__Work instructions__:
[a] Translate this sentence from the Gerber shareholder meeting supplement into Spanish: "The Notice of Annual Meeting of Shareholders of Gerber Scientific, Inc. (“Gerber”) to be held on Thursday, September 17, 2009, at 1:00 p.m., local time, at Gerber’s corporate headquarters, 83 Gerber Road West, South Windsor, Connecticut is hereby amended and supplemented in order to amend the first purpose of the Annual Meeting to add an eighth nominee for election to Gerber’s Board of Directors for shareholders to consider and vote upon at the Annual Meeting, and to provide related information."
[b] According to the Gerber shareholder meeting supplement, on what date did Gerber file its original proxy statement with the Securities and Exchange Commission?
[c] Decide whether each statement agrees with the Gerber shareholder meeting supplement: (i) The Annual Meeting will take place at Gerber's corporate headquarters. (ii) The amendment adds a seventh nominee for the Board of Directors. (iii) The meeting is set to begin at 10:00 a.m. local time.

__Page extract__:
──────────────────────────────
Gerber Scientific, Inc. (“Gerber”) is furnishing these Definitive Additional Materials to amend and supplement the Notice of Annual Meeting of Shareholders, Proxy Statement and form of proxy filed by Gerber with the Securities and Exchange Commission on August 10, 2009 with respect to Gerber’s 2009 Annual Meeting of Shareholders, in order to amend proposal 1 described in the Proxy Statement to add an eighth nominee for election to Gerber’s Board of Directors for shareholders to consider and vote upon at the Annual Meeting, and to provide related information.


 

 
GERBER SCIENTIFIC, INC.
83 GERBER ROAD WEST
SOUTH WINDSOR, CONNECTICUT 06074
 
 
 
SUPPLEMENTAL
 
Notice of Annual Meeting of Shareholders
to be held on September 17, 2009 at 1:00 p.m.
 
The Notice of Annual Meeting of Shareholders of Gerber Scientific, Inc. (“Gerber”) to be held on Thursday, September 17, 2009, at 1:00 p.m., local time, at Gerber’s corporate headquarters, 83 Gerber Road West, South Windsor, Connecticut is hereby amended and supplemented in order to amend the first purpose of the Annual Meeting to add an eighth nominee for election to Gerber’s Board of Directors for shareholders to consider and vote upon at the Annual Meeting, and to provide related information.
──────────────────────────────
__Supplied information__:
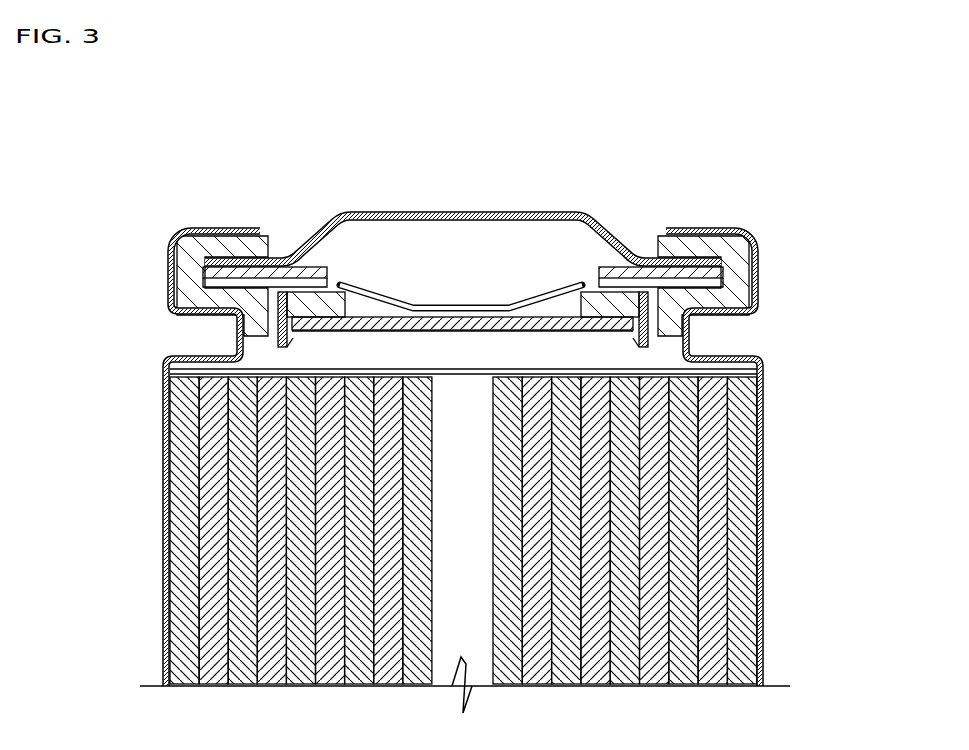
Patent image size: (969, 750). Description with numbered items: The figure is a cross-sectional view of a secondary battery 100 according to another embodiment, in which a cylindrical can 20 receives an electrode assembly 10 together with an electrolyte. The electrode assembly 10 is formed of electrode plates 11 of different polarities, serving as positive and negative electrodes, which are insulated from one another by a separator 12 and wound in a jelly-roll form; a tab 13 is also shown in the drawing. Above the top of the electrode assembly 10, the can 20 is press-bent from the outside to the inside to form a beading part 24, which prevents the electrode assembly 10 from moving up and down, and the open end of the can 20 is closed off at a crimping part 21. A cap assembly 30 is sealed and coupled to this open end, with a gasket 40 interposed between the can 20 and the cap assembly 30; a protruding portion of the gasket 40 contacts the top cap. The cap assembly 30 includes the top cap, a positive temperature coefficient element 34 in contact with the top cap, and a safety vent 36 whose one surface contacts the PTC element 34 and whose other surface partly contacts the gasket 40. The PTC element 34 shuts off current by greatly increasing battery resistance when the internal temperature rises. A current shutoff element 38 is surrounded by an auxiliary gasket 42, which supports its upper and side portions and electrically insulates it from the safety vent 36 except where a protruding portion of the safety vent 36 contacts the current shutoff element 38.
──────────────────────────────
__Answers by task__:
[a] La Convocatoria de la Junta Anual de Accionistas de Gerber Scientific, Inc. («Gerber»), que se celebrará el jueves 17 de septiembre de 2009 a la 1:00 p. m., hora local, en la sede corporativa de Gerber, 83 Gerber Road West, South Windsor, Connecticut, queda por la presente modificada y complementada con el fin de modificar el primer propósito de la Junta Anual para añadir un octavo candidato a la elección al Consejo de Administración de Gerber, que los accionistas deberán considerar y votar en la Junta Anual, y para proporcionar información relacionada.

[b] August 10, 2009.

[c]
(i) Yes: "at Gerber’s corporate headquarters, 83 Gerber Road West, South Windsor, Connecticut"
(ii) No: "to add an eighth nominee for election to Gerber’s Board of Directors"
(iii) No: "at 1:00 p.m., local time"